** START OF Dataset extract **
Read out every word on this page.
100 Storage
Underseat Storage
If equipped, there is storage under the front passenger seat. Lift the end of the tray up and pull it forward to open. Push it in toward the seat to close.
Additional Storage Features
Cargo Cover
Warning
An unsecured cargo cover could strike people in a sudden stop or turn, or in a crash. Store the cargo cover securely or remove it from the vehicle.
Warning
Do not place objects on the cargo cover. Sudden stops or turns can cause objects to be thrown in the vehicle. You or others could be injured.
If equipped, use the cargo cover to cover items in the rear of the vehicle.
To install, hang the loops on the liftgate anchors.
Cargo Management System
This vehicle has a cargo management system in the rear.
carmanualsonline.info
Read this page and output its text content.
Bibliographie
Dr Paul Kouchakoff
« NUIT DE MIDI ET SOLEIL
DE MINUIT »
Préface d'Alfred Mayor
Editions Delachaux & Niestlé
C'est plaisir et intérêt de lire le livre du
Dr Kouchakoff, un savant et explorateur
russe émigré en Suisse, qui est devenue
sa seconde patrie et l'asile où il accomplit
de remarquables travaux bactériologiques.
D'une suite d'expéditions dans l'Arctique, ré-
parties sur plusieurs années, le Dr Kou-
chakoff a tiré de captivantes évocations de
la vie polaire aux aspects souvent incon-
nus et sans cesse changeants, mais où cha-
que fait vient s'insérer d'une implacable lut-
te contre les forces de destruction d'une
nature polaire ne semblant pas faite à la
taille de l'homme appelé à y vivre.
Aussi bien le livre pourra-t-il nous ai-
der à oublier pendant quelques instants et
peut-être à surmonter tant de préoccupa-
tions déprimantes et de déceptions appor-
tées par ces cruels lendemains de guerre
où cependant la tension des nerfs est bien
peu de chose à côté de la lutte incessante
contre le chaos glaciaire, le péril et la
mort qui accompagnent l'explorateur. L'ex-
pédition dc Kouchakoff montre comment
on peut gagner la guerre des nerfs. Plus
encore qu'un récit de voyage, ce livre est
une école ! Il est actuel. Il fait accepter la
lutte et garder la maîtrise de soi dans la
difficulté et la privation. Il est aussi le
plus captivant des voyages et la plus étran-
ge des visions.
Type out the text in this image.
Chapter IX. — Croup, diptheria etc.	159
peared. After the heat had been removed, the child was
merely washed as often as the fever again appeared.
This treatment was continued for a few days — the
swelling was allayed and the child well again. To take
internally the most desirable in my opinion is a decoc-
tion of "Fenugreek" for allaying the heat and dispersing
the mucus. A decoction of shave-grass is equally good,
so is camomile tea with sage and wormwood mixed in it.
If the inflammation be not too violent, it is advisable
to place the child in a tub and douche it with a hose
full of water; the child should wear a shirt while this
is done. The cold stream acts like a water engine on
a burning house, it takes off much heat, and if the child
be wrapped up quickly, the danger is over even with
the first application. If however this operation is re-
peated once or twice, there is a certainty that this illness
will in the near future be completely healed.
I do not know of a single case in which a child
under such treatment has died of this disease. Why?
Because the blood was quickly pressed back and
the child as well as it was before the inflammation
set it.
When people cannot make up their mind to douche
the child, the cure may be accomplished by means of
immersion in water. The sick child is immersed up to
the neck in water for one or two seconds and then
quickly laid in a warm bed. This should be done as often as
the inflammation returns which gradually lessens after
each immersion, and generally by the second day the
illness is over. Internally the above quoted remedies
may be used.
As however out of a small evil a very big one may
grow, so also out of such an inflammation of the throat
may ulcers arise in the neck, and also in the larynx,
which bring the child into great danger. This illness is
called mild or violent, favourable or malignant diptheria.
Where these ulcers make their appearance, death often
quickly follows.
** END OF Dataset extract **
* [Directions]: List all lines holding the string "inflammation".

* [Exercise answer]:
If the inflammation be not too violent, it is advisable
the child as well as it was before the inflammation
the inflammation returns which gradually lessens after
grow, so also out of such an inflammation of the throat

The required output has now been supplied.